# Directions
For the listing below, give the number of lines in which "title" occurs. Add nothing.
(begin)
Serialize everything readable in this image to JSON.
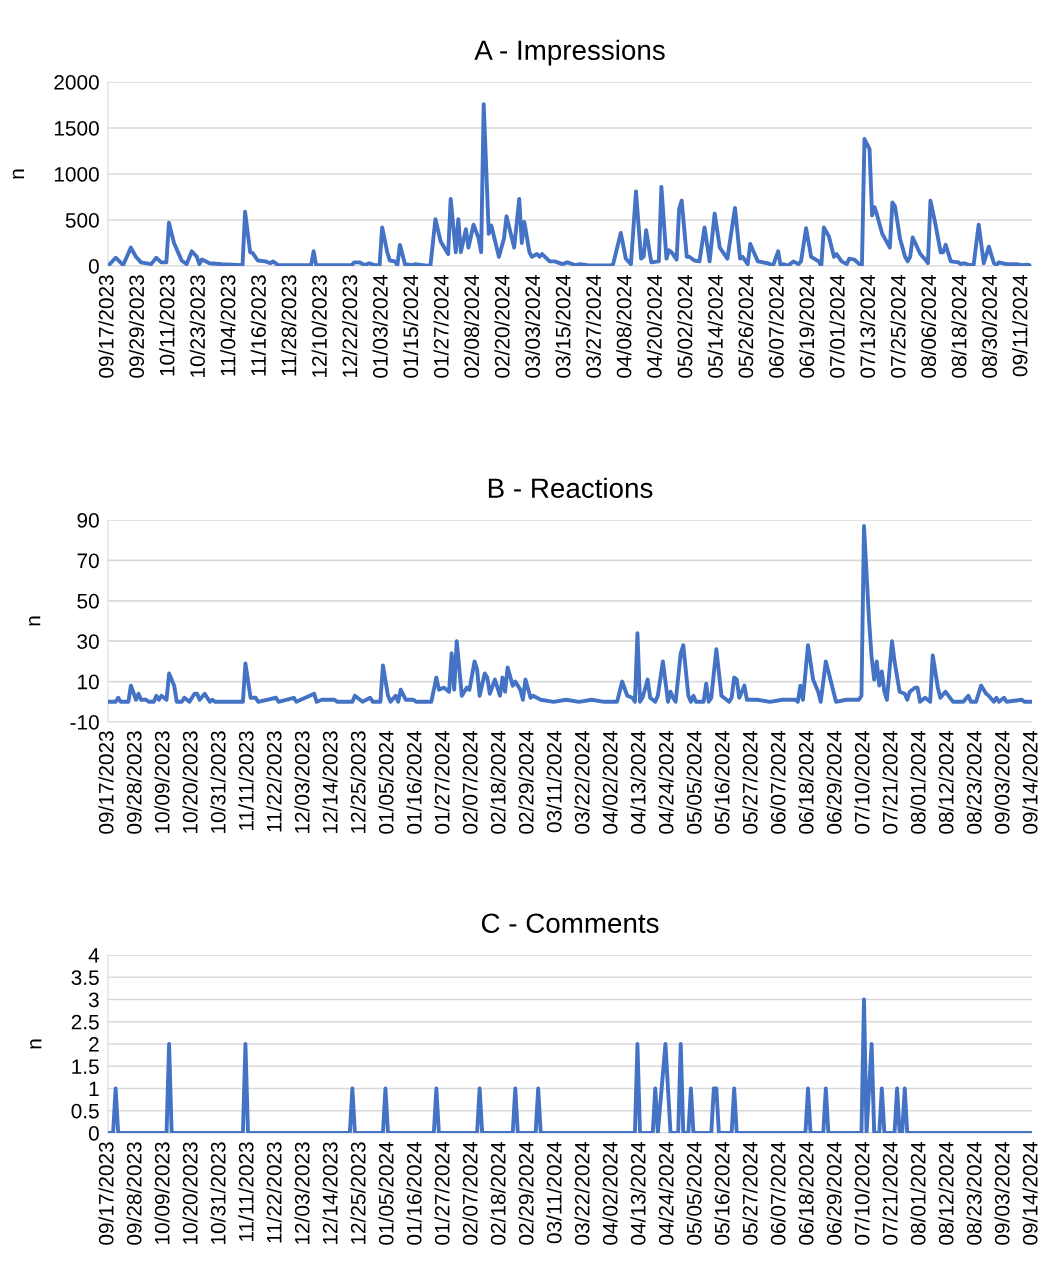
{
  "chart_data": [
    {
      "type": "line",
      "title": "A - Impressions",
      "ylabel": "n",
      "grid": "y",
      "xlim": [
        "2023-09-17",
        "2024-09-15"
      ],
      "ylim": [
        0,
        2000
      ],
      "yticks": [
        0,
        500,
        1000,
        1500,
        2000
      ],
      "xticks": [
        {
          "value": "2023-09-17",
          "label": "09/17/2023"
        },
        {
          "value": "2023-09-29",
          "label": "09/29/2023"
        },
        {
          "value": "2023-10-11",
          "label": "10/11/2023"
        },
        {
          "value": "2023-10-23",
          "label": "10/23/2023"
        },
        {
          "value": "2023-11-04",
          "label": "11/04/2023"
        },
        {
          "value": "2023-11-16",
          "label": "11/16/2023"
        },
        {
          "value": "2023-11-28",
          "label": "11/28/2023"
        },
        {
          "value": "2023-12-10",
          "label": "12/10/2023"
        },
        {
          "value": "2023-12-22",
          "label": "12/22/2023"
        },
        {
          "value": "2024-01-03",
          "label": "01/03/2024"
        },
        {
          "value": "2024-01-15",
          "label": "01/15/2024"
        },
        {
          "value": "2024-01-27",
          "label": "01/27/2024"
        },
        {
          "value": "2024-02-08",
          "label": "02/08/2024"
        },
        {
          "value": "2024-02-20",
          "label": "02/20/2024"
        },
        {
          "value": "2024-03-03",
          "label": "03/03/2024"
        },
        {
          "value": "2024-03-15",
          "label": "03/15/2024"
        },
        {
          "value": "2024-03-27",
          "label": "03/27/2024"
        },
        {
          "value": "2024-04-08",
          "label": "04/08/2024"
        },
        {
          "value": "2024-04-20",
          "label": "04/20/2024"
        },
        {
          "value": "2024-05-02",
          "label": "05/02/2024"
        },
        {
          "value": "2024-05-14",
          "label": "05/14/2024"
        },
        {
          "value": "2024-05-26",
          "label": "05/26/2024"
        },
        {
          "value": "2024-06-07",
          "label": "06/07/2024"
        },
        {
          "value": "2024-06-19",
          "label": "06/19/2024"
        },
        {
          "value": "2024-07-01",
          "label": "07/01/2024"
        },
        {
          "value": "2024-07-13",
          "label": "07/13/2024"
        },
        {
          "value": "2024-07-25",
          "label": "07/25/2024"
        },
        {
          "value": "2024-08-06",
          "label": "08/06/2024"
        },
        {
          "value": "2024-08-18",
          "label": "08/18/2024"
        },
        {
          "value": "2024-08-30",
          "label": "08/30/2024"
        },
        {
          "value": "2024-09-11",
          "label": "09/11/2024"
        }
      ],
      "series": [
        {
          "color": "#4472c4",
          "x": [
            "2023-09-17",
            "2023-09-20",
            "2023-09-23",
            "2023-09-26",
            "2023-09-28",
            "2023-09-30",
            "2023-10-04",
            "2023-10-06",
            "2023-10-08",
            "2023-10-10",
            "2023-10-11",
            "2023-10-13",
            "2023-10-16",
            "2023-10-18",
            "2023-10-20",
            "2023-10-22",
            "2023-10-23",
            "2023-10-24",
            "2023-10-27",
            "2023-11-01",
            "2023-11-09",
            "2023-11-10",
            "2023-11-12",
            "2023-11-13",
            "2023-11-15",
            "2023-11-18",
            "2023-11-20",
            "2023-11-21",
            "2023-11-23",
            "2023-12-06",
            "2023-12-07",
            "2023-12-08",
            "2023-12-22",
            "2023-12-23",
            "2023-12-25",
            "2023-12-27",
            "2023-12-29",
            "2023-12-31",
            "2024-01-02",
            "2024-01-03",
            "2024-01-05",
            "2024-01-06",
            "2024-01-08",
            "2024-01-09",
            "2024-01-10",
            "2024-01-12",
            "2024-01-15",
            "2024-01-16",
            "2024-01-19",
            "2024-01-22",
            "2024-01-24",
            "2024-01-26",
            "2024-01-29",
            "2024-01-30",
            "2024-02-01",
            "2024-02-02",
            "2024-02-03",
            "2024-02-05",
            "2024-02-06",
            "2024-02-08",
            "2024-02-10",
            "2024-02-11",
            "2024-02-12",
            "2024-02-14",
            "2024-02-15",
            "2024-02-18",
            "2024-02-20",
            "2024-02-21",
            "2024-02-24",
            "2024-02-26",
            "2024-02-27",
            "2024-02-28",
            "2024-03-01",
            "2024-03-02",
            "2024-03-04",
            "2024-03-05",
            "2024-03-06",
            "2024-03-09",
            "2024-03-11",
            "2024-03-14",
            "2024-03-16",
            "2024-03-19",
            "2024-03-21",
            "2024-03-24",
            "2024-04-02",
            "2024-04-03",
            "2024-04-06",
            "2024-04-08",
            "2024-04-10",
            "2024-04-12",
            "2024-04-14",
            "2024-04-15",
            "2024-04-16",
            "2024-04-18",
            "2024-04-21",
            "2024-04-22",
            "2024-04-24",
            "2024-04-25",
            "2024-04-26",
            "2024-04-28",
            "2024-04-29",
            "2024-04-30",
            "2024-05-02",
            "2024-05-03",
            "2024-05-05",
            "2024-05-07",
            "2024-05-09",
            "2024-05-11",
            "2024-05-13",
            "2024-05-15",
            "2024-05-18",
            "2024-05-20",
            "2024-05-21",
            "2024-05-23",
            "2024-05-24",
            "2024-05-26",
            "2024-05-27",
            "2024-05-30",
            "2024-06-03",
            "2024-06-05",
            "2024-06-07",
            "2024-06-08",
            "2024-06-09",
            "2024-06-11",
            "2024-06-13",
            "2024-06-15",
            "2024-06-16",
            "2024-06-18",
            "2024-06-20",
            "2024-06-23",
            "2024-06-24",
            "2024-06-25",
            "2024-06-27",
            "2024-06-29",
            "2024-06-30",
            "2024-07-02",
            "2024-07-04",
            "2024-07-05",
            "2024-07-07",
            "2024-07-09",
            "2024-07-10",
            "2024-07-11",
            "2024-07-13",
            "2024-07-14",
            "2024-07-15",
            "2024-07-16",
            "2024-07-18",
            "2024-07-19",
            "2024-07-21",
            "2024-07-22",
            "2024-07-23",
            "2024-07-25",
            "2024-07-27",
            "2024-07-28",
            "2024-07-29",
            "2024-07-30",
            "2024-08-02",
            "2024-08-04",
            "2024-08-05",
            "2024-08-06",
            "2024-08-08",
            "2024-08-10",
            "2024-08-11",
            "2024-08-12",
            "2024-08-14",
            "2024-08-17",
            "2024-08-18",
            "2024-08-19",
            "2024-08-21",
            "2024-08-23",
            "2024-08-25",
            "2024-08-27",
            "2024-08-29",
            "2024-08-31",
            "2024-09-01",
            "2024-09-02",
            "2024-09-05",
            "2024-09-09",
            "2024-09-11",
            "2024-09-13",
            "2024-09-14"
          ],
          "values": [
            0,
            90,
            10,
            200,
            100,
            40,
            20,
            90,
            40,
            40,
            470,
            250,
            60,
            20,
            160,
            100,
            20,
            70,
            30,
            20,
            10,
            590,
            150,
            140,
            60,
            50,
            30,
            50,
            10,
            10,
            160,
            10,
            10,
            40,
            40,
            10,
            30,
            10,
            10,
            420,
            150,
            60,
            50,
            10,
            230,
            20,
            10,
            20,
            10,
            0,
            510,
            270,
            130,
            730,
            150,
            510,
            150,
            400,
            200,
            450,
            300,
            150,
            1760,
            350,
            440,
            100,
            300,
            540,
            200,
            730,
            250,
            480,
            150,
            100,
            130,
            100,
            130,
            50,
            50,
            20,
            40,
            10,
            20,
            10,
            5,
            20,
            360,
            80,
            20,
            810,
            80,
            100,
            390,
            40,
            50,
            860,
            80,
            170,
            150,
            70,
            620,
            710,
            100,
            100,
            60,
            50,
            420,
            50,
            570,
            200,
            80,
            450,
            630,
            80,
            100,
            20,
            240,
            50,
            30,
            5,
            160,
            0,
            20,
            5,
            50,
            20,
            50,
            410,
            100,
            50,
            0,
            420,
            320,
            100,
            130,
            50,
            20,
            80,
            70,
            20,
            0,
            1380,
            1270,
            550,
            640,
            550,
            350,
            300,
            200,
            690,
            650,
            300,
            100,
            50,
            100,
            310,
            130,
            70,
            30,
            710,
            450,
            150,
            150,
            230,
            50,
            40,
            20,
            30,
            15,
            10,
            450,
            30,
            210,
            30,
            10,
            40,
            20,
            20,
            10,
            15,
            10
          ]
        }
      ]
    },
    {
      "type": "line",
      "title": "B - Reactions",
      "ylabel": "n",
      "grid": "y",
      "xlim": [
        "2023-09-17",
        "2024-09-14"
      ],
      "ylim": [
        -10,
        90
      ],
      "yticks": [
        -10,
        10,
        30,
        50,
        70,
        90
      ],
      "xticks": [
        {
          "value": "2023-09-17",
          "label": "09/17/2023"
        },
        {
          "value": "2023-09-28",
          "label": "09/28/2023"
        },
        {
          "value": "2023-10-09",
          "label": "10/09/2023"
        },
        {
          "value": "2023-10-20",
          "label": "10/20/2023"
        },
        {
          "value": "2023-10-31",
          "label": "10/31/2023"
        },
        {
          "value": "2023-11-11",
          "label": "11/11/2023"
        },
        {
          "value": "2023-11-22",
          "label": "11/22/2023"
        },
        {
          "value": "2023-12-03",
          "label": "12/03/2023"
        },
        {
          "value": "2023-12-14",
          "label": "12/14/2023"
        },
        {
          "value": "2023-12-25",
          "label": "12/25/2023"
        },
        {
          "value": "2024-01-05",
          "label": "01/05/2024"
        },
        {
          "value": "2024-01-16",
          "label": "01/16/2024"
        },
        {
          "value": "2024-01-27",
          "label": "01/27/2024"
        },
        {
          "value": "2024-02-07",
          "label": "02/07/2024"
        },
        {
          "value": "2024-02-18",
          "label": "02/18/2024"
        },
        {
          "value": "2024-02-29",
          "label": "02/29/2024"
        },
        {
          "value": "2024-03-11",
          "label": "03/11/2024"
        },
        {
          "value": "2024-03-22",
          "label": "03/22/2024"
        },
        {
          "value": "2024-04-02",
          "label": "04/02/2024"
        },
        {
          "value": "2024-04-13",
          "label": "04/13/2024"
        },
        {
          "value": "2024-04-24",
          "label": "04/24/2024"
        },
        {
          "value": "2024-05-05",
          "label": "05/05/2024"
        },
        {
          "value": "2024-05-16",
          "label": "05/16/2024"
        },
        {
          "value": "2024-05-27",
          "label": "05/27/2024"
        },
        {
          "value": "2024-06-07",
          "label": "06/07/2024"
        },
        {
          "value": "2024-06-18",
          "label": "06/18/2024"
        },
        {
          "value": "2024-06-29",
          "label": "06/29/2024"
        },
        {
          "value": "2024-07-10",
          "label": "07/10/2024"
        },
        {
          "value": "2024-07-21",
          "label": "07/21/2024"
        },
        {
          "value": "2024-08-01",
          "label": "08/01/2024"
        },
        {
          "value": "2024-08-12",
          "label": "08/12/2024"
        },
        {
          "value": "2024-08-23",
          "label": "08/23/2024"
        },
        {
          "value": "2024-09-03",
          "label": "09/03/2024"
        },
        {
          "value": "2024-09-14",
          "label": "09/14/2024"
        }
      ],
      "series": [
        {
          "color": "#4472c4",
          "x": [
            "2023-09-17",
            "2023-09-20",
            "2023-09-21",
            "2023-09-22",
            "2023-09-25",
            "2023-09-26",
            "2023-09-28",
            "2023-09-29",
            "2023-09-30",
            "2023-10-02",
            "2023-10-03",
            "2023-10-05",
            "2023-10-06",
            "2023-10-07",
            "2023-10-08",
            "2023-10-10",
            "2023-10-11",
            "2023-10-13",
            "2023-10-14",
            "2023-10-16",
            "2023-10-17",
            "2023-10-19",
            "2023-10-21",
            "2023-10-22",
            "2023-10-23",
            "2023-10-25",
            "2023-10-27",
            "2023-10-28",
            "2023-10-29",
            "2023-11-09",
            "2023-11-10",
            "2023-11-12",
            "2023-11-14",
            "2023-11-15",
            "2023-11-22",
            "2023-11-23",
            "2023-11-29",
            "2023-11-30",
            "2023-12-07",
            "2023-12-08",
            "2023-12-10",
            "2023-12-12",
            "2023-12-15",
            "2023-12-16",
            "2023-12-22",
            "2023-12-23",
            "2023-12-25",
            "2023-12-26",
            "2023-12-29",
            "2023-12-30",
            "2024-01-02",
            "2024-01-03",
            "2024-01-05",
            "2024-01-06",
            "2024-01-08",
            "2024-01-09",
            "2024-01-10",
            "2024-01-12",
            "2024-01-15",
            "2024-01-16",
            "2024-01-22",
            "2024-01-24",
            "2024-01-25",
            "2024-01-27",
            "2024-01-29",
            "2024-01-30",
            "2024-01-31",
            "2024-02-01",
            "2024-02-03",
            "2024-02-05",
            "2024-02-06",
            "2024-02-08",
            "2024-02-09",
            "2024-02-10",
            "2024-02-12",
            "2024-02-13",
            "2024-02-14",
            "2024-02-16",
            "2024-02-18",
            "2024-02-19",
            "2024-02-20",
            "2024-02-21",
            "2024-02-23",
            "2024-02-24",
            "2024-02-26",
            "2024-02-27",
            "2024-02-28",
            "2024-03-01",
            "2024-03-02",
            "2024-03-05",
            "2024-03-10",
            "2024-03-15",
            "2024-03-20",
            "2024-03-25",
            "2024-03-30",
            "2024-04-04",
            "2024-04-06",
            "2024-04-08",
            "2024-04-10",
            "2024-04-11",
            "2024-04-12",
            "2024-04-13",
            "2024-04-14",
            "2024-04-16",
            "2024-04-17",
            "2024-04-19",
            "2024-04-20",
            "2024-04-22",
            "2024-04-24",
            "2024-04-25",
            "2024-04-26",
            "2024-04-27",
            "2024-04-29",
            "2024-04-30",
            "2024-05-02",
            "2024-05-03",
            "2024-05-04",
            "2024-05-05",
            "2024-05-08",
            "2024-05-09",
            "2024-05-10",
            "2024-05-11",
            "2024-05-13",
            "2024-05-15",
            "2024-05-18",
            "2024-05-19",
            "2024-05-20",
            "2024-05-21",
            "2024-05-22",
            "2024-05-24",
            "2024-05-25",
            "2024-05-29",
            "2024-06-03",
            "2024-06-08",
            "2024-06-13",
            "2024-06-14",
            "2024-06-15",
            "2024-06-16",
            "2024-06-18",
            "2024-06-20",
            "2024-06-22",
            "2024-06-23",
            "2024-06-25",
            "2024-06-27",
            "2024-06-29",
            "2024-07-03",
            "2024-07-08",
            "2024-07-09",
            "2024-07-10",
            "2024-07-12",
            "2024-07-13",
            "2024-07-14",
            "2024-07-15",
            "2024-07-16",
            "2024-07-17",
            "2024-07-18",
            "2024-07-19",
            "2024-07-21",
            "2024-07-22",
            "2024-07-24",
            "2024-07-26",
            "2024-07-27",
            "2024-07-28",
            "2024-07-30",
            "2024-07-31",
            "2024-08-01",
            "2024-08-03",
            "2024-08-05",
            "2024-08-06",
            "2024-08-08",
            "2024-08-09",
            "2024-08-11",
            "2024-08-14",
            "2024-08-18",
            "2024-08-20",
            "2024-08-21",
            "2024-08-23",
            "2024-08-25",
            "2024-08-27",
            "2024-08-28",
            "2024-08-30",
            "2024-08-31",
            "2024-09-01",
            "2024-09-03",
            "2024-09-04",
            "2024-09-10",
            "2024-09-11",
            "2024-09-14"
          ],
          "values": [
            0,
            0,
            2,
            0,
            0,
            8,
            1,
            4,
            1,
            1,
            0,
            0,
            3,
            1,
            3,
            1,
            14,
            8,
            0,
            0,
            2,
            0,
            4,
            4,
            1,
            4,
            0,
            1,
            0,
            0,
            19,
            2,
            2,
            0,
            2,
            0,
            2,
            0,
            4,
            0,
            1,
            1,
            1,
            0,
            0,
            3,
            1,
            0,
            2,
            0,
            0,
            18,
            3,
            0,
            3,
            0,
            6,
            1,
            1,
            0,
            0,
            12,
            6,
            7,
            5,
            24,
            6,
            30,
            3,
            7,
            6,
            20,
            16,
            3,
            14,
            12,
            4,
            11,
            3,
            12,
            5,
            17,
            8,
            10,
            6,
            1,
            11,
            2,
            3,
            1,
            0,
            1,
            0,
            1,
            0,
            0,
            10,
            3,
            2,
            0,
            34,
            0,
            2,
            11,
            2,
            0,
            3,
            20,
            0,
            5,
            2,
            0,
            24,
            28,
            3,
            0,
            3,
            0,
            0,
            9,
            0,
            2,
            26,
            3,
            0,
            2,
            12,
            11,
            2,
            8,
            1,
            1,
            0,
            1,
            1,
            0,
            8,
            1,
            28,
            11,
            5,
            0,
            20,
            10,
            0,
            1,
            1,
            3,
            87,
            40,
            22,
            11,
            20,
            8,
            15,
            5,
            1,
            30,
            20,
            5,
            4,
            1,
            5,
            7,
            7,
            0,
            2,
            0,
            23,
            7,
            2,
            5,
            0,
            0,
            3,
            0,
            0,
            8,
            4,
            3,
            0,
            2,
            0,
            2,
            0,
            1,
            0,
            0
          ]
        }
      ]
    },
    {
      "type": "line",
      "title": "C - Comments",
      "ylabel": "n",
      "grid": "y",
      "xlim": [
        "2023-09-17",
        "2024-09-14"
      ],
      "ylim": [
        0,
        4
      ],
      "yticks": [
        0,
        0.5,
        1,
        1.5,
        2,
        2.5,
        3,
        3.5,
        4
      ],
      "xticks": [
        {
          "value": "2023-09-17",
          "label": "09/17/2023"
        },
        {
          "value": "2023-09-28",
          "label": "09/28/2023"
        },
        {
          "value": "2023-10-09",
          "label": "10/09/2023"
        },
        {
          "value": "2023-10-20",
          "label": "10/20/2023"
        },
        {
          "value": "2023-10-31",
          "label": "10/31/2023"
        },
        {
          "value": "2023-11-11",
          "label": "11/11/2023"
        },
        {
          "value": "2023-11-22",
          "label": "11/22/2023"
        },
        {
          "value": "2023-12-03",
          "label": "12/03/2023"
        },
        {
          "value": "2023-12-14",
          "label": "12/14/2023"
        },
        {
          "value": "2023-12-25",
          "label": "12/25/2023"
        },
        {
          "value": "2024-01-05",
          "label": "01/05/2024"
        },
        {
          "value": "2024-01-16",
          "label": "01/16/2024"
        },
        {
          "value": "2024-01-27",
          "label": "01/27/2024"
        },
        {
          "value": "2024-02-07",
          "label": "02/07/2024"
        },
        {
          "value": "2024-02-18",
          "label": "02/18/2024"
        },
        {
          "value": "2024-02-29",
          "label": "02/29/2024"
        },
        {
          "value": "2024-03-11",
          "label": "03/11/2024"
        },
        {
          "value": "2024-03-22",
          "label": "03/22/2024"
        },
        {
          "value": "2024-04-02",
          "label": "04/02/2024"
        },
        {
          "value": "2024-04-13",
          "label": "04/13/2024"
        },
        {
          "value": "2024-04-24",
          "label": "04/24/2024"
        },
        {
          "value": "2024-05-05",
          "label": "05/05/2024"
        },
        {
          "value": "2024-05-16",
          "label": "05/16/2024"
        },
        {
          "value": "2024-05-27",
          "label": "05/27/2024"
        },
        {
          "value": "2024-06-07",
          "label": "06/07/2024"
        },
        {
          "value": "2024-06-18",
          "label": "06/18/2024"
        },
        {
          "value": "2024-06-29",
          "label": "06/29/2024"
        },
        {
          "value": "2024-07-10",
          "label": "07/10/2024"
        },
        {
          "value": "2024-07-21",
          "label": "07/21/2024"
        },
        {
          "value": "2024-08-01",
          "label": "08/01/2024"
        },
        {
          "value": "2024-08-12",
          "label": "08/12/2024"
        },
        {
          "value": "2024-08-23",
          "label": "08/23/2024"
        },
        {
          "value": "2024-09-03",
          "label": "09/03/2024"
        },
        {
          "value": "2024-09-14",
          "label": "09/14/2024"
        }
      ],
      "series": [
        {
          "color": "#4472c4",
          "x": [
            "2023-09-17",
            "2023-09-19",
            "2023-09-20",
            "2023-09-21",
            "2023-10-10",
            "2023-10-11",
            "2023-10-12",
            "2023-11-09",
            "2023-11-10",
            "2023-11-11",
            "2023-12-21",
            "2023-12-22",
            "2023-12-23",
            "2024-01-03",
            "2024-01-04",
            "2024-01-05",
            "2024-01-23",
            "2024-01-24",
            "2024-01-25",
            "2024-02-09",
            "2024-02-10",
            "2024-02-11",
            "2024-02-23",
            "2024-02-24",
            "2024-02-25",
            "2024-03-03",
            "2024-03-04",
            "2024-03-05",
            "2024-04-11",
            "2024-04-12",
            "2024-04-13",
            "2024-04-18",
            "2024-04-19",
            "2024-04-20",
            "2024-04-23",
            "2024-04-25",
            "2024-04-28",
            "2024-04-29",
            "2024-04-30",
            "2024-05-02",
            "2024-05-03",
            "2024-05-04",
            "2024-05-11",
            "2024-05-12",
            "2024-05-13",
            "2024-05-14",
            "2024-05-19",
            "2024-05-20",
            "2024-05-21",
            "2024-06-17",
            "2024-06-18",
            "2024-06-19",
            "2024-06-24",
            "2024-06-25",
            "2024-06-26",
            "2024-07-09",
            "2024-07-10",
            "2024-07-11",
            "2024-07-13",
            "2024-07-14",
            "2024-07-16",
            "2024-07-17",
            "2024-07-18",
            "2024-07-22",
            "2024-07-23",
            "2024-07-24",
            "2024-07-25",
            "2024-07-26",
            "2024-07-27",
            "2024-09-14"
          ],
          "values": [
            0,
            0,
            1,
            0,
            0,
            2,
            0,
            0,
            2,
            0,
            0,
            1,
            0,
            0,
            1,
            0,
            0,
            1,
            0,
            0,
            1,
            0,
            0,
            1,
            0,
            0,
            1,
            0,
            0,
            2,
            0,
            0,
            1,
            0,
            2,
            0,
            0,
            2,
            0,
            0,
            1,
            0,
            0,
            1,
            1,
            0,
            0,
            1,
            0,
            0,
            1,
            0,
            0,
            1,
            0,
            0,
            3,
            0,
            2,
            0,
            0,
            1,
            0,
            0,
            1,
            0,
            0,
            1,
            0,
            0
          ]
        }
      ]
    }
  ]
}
(end)
# Exercise result
3